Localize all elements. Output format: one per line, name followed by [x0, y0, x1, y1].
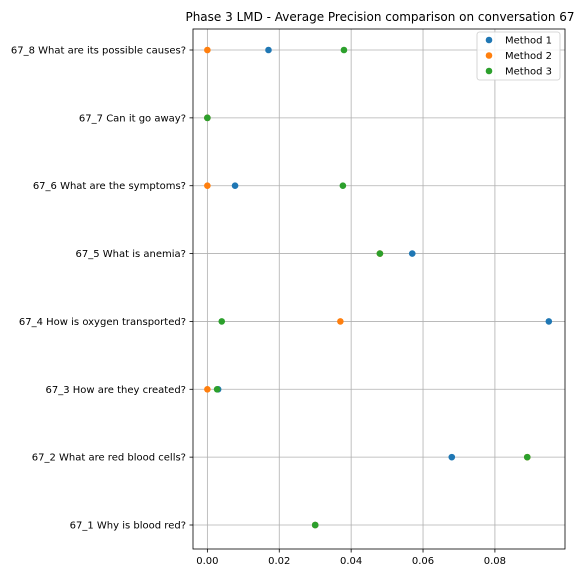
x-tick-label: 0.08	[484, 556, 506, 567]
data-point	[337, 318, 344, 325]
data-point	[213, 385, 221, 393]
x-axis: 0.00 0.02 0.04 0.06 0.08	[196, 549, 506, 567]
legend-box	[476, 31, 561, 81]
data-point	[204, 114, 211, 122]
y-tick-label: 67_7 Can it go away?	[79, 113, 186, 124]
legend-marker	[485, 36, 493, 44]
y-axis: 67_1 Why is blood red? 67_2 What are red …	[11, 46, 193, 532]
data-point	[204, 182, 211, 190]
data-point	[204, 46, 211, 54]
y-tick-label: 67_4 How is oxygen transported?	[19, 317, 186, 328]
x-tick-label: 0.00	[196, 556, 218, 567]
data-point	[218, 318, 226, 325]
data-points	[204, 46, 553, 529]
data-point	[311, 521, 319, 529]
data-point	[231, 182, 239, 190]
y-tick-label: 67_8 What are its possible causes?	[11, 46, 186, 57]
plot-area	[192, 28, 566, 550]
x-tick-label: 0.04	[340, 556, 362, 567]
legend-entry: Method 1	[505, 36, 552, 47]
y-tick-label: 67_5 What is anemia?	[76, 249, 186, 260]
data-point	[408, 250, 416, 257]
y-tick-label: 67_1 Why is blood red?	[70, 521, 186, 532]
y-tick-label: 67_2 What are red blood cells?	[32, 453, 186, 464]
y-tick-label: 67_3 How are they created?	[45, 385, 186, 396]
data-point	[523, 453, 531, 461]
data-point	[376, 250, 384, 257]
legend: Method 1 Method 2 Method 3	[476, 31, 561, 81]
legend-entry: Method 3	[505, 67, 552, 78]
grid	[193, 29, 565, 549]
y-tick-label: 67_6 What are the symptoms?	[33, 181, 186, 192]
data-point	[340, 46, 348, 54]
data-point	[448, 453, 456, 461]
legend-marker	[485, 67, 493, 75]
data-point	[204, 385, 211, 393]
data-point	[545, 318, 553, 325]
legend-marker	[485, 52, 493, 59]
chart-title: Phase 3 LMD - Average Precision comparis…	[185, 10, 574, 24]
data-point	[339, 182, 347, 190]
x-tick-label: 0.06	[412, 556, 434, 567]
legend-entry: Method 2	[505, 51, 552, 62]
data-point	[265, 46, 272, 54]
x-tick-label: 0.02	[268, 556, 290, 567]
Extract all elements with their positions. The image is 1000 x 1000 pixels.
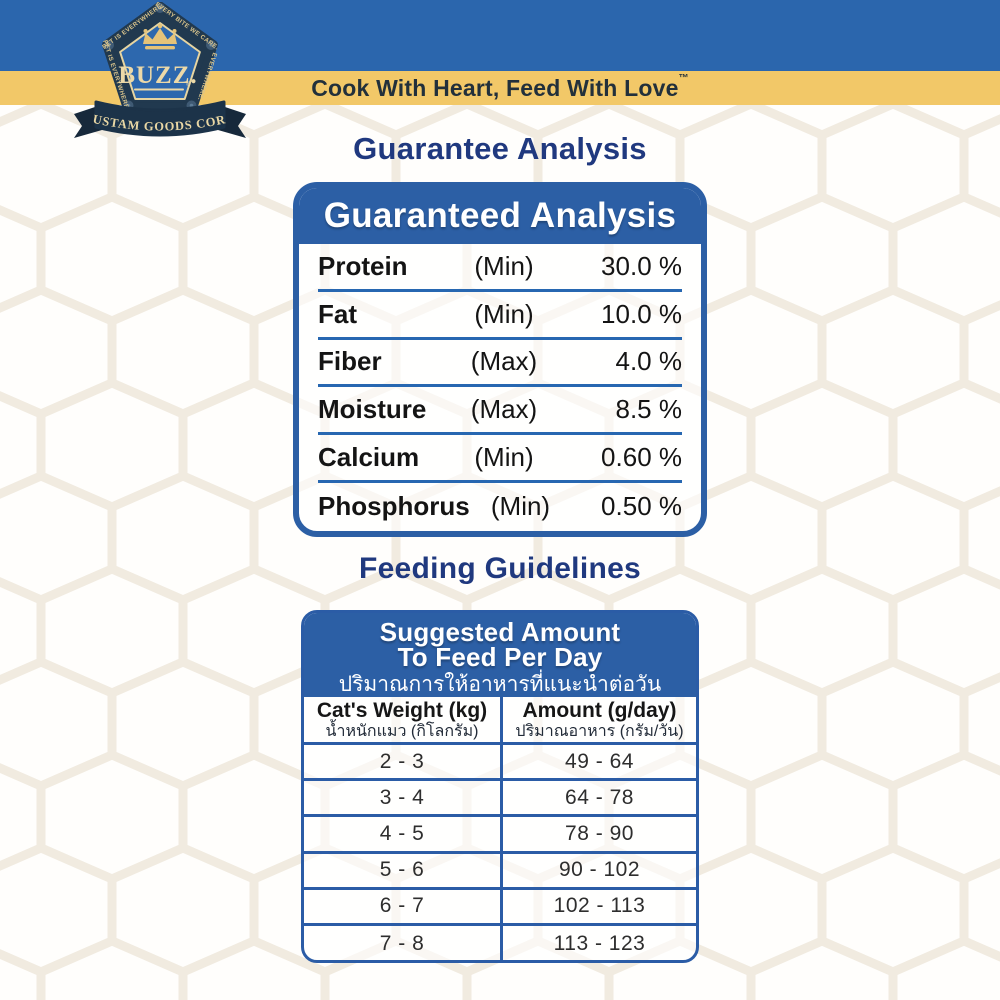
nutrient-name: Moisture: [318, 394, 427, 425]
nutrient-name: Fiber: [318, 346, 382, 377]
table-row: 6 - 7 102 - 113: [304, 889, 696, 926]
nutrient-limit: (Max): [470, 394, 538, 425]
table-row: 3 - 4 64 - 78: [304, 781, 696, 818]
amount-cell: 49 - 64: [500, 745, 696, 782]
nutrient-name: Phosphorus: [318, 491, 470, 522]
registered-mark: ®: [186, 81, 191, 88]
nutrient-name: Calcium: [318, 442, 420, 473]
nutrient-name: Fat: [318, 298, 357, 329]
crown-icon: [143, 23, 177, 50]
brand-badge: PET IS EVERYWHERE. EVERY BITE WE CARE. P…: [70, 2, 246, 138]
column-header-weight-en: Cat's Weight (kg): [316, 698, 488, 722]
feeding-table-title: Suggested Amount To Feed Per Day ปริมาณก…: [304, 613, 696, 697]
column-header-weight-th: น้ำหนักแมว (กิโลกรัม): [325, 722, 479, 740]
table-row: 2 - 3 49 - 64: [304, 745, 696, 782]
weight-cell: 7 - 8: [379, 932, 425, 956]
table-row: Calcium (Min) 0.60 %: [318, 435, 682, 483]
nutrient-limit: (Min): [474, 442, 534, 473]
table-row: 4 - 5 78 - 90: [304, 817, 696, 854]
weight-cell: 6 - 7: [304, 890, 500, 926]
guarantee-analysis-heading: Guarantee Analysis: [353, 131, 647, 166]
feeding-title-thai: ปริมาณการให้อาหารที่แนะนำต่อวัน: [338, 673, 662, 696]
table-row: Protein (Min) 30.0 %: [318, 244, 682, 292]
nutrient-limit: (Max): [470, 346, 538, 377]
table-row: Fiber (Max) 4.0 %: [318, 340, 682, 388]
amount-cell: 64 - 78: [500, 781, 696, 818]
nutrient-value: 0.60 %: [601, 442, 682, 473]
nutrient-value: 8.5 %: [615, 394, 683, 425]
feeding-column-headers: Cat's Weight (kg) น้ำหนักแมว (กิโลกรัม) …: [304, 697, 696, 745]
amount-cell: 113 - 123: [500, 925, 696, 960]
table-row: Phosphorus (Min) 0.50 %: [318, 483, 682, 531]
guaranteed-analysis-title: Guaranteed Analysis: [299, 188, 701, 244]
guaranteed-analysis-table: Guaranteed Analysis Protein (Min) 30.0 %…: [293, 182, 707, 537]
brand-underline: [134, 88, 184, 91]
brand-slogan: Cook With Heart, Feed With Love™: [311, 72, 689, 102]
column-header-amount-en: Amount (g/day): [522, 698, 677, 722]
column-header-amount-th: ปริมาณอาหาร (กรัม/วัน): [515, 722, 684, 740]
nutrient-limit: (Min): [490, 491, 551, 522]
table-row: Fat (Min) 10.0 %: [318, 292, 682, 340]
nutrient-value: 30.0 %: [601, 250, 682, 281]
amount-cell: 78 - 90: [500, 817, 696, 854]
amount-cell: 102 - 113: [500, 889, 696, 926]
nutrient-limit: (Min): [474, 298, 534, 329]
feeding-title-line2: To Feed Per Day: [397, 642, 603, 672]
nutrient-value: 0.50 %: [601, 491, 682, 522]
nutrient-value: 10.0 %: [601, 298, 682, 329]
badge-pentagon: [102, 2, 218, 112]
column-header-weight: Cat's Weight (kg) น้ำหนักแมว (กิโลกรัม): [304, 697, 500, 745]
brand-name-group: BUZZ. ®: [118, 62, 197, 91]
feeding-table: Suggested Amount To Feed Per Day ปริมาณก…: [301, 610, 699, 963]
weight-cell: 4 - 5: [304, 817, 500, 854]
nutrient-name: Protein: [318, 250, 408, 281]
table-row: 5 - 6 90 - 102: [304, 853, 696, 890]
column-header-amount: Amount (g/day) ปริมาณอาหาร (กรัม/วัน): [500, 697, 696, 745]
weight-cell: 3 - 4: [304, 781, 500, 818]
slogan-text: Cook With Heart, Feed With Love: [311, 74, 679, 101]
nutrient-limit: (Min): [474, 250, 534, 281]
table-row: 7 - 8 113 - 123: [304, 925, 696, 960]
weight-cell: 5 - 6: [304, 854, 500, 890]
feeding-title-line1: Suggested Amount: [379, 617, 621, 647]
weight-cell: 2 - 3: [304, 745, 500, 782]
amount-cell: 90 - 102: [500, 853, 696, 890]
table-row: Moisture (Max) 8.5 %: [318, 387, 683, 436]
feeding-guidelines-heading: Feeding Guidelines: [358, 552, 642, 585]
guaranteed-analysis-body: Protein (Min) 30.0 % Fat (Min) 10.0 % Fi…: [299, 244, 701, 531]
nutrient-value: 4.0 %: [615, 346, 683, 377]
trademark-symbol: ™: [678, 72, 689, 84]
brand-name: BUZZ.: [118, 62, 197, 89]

★ ★ ★

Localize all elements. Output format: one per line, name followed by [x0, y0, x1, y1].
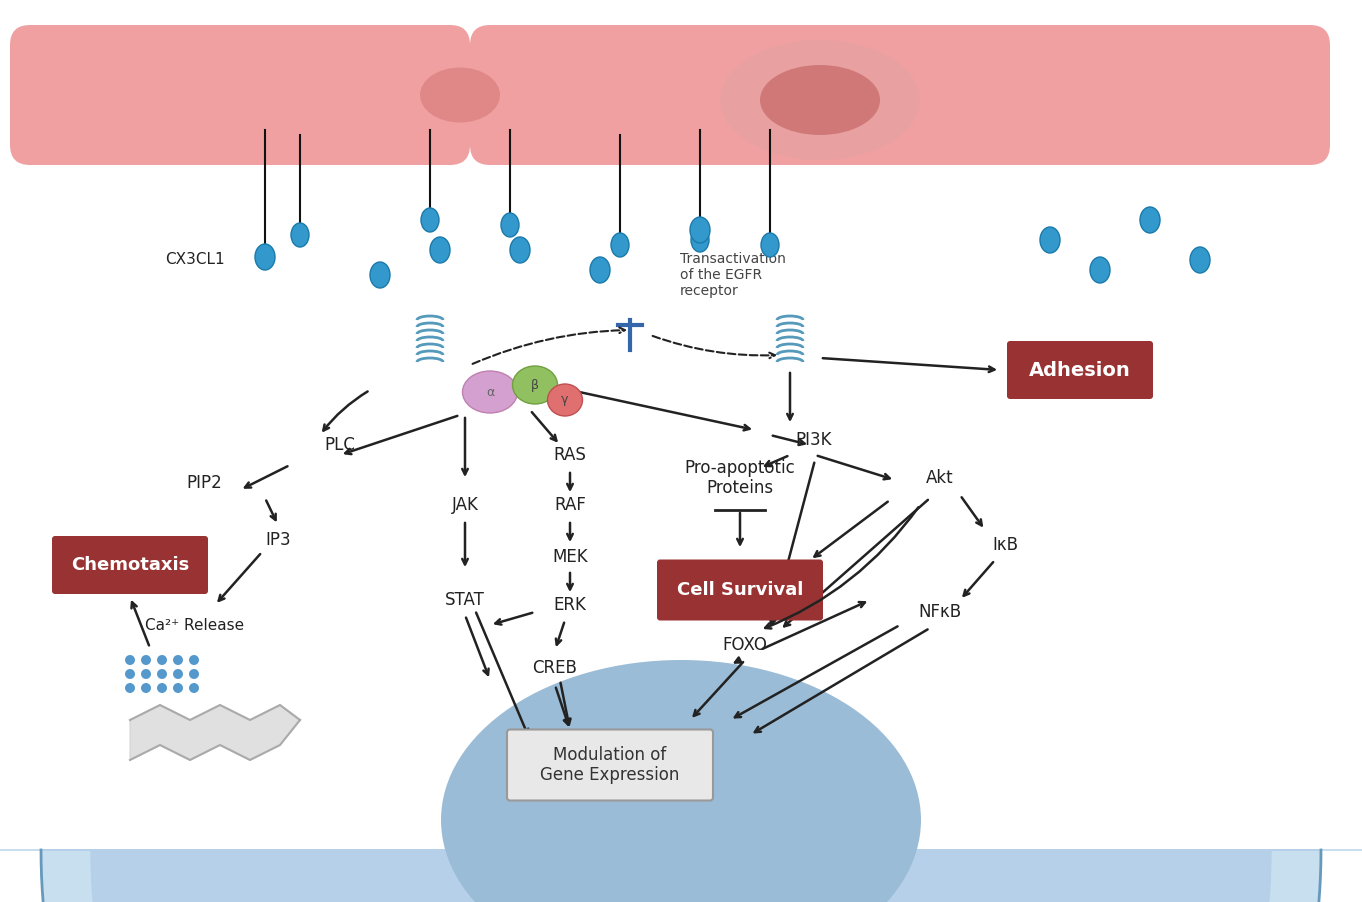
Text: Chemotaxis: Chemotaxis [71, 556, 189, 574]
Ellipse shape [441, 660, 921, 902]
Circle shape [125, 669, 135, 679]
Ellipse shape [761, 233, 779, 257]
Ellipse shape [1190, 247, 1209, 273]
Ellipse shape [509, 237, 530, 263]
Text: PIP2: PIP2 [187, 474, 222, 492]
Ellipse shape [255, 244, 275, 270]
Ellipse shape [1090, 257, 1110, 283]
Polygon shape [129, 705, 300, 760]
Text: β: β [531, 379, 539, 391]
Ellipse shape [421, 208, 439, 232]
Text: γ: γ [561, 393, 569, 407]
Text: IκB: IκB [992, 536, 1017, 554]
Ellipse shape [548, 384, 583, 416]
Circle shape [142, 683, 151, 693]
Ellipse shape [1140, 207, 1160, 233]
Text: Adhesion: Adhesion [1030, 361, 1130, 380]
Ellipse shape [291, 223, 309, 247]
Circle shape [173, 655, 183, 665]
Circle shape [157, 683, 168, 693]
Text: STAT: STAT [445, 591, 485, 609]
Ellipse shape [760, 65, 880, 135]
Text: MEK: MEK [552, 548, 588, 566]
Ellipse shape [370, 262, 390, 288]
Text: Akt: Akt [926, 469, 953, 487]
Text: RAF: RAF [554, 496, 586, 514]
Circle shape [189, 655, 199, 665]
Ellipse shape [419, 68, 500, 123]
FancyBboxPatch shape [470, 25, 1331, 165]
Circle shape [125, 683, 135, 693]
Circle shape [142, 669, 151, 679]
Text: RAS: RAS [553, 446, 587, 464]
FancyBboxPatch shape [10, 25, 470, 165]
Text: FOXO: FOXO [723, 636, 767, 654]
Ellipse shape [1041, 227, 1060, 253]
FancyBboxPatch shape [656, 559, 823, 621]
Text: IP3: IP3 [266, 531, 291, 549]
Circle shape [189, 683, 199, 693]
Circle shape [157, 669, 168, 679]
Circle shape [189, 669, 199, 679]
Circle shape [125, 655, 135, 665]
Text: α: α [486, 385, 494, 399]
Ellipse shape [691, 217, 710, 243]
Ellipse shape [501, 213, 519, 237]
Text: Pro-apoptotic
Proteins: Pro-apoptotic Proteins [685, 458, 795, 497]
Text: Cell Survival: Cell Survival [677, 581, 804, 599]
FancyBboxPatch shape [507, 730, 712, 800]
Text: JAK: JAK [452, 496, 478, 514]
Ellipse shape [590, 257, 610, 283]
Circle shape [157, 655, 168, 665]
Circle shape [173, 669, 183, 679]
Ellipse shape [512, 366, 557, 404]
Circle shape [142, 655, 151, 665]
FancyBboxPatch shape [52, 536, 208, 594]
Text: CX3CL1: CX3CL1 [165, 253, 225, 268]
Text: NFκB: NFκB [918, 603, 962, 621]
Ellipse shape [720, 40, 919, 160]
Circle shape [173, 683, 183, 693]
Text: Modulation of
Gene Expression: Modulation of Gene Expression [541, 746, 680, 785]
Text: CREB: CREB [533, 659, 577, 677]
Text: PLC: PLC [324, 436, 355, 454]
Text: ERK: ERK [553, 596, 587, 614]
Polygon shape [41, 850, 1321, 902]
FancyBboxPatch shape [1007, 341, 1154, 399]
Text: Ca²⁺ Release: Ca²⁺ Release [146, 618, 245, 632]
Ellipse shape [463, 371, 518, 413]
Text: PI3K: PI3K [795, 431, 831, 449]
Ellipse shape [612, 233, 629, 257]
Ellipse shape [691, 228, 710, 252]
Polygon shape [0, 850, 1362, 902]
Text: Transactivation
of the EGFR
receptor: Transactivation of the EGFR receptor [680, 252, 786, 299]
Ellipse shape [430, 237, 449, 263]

★ ★ ★

» **Problem to solve**: Pick out each line above that includes "heading" and show it.

» **Task solution**:
guarantee-analysis-heading: Guarantee Analysis: [353, 131, 647, 166]
feeding-guidelines-heading: Feeding Guidelines: [358, 552, 642, 585]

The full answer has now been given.